Extracted records:
⟨

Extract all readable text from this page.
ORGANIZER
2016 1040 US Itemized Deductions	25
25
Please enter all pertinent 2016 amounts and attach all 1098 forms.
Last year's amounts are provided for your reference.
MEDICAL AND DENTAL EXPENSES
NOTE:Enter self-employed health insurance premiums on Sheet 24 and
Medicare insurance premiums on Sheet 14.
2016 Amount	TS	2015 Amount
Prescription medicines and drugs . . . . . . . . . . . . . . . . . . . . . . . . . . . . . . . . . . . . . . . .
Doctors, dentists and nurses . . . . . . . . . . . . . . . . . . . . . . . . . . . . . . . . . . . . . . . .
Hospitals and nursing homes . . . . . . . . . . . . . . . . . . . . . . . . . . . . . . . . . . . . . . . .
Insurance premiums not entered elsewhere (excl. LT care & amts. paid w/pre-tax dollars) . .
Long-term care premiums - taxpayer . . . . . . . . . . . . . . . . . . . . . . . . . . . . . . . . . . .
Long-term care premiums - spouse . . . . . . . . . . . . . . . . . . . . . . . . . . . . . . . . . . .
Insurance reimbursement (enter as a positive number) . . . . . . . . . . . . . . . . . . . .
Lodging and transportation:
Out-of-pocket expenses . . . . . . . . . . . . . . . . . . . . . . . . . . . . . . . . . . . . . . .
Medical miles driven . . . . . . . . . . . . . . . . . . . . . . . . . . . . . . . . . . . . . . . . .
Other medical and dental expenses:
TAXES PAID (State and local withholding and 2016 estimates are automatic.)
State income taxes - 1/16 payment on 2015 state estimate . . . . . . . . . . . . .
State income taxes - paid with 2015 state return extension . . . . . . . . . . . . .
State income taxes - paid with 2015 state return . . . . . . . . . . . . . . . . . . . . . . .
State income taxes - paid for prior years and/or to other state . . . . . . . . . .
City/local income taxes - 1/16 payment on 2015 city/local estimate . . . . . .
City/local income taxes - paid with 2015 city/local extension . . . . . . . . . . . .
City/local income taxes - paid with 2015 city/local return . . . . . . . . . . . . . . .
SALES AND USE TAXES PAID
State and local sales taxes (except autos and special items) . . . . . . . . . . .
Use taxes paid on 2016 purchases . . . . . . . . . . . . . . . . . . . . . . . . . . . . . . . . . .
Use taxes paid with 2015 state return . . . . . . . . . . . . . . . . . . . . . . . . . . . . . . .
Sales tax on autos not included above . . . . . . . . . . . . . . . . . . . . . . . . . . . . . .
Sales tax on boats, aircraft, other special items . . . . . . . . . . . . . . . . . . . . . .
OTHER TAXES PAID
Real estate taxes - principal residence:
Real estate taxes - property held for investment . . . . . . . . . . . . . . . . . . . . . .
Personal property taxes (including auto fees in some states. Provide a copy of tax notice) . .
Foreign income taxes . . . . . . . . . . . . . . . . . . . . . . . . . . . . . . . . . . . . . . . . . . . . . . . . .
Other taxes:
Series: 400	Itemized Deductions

⟩

# Description of the task
Among the lines above, count those containing the word "payment" and give nothing but the result.

# Problem solution
2